**WRITTEN INSTRUCTION**
Output every entry exactly as written.

**DATA PROVIDED**
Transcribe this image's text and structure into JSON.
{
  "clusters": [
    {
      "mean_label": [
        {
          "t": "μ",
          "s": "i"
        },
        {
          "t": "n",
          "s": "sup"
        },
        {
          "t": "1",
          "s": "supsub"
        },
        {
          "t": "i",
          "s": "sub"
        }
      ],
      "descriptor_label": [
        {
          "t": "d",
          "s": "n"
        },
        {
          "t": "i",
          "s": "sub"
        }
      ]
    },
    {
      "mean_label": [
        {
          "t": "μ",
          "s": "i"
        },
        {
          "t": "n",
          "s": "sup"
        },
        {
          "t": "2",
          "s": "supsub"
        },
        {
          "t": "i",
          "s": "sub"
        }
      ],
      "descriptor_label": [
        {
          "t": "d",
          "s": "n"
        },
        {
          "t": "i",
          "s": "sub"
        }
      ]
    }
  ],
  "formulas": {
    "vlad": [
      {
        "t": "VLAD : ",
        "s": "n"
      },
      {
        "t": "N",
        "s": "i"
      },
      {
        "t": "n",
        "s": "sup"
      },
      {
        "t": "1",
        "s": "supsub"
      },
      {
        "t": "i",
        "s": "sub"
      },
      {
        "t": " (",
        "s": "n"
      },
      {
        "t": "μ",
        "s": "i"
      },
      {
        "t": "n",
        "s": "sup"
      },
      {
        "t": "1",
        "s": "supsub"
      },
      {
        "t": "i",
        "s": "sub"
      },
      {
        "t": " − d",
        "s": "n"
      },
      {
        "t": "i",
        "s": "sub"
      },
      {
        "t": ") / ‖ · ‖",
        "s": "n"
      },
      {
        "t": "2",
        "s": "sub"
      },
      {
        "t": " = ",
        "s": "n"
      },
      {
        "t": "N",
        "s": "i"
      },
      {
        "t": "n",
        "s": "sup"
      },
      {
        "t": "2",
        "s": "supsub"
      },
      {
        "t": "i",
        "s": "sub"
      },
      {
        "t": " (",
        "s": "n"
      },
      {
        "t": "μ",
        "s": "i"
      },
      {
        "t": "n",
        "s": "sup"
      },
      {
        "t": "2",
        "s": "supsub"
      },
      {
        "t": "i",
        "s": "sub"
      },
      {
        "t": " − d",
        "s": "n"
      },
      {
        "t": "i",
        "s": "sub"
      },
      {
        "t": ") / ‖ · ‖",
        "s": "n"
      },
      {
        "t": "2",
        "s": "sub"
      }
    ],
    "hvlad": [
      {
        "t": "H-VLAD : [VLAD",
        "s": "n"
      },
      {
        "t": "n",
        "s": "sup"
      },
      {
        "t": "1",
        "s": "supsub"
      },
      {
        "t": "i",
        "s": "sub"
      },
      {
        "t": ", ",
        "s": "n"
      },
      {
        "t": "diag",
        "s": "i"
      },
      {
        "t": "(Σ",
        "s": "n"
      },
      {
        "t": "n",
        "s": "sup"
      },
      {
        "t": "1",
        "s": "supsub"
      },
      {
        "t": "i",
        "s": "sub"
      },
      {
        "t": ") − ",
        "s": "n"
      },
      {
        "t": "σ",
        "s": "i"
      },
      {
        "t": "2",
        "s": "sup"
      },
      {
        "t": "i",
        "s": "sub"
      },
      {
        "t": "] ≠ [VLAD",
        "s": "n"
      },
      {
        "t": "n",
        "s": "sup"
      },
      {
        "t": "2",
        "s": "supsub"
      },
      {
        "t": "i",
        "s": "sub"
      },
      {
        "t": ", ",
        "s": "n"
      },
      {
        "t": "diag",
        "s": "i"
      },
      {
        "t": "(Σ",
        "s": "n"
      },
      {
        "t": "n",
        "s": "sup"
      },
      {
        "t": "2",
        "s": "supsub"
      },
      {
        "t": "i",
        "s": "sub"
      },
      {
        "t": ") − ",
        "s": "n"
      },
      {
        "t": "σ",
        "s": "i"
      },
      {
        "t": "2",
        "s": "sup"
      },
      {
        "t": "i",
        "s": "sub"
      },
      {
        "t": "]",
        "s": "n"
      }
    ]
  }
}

**SOLUTION BELOW**
Transcribe this image's text and structure into JSON.
{
  "clusters": [
    {
      "mean_label": [
        {
          "t": "μ",
          "s": "i"
        },
        {
          "t": "n",
          "s": "sup"
        },
        {
          "t": "1",
          "s": "supsub"
        },
        {
          "t": "i",
          "s": "sub"
        }
      ],
      "descriptor_label": [
        {
          "t": "d",
          "s": "n"
        },
        {
          "t": "i",
          "s": "sub"
        }
      ]
    },
    {
      "mean_label": [
        {
          "t": "μ",
          "s": "i"
        },
        {
          "t": "n",
          "s": "sup"
        },
        {
          "t": "2",
          "s": "supsub"
        },
        {
          "t": "i",
          "s": "sub"
        }
      ],
      "descriptor_label": [
        {
          "t": "d",
          "s": "n"
        },
        {
          "t": "i",
          "s": "sub"
        }
      ]
    }
  ],
  "formulas": {
    "vlad": [
      {
        "t": "VLAD : ",
        "s": "n"
      },
      {
        "t": "N",
        "s": "i"
      },
      {
        "t": "n",
        "s": "sup"
      },
      {
        "t": "1",
        "s": "supsub"
      },
      {
        "t": "i",
        "s": "sub"
      },
      {
        "t": " (",
        "s": "n"
      },
      {
        "t": "μ",
        "s": "i"
      },
      {
        "t": "n",
        "s": "sup"
      },
      {
        "t": "1",
        "s": "supsub"
      },
      {
        "t": "i",
        "s": "sub"
      },
      {
        "t": " − d",
        "s": "n"
      },
      {
        "t": "i",
        "s": "sub"
      },
      {
        "t": ") / ‖ · ‖",
        "s": "n"
      },
      {
        "t": "2",
        "s": "sub"
      },
      {
        "t": " = ",
        "s": "n"
      },
      {
        "t": "N",
        "s": "i"
      },
      {
        "t": "n",
        "s": "sup"
      },
      {
        "t": "2",
        "s": "supsub"
      },
      {
        "t": "i",
        "s": "sub"
      },
      {
        "t": " (",
        "s": "n"
      },
      {
        "t": "μ",
        "s": "i"
      },
      {
        "t": "n",
        "s": "sup"
      },
      {
        "t": "2",
        "s": "supsub"
      },
      {
        "t": "i",
        "s": "sub"
      },
      {
        "t": " − d",
        "s": "n"
      },
      {
        "t": "i",
        "s": "sub"
      },
      {
        "t": ") / ‖ · ‖",
        "s": "n"
      },
      {
        "t": "2",
        "s": "sub"
      }
    ],
    "hvlad": [
      {
        "t": "H-VLAD : [VLAD",
        "s": "n"
      },
      {
        "t": "n",
        "s": "sup"
      },
      {
        "t": "1",
        "s": "supsub"
      },
      {
        "t": "i",
        "s": "sub"
      },
      {
        "t": ", ",
        "s": "n"
      },
      {
        "t": "diag",
        "s": "i"
      },
      {
        "t": "(Σ",
        "s": "n"
      },
      {
        "t": "n",
        "s": "sup"
      },
      {
        "t": "1",
        "s": "supsub"
      },
      {
        "t": "i",
        "s": "sub"
      },
      {
        "t": ") − ",
        "s": "n"
      },
      {
        "t": "σ",
        "s": "i"
      },
      {
        "t": "2",
        "s": "sup"
      },
      {
        "t": "i",
        "s": "sub"
      },
      {
        "t": "] ≠ [VLAD",
        "s": "n"
      },
      {
        "t": "n",
        "s": "sup"
      },
      {
        "t": "2",
        "s": "supsub"
      },
      {
        "t": "i",
        "s": "sub"
      },
      {
        "t": ", ",
        "s": "n"
      },
      {
        "t": "diag",
        "s": "i"
      },
      {
        "t": "(Σ",
        "s": "n"
      },
      {
        "t": "n",
        "s": "sup"
      },
      {
        "t": "2",
        "s": "supsub"
      },
      {
        "t": "i",
        "s": "sub"
      },
      {
        "t": ") − ",
        "s": "n"
      },
      {
        "t": "σ",
        "s": "i"
      },
      {
        "t": "2",
        "s": "sup"
      },
      {
        "t": "i",
        "s": "sub"
      },
      {
        "t": "]",
        "s": "n"
      }
    ]
  }
}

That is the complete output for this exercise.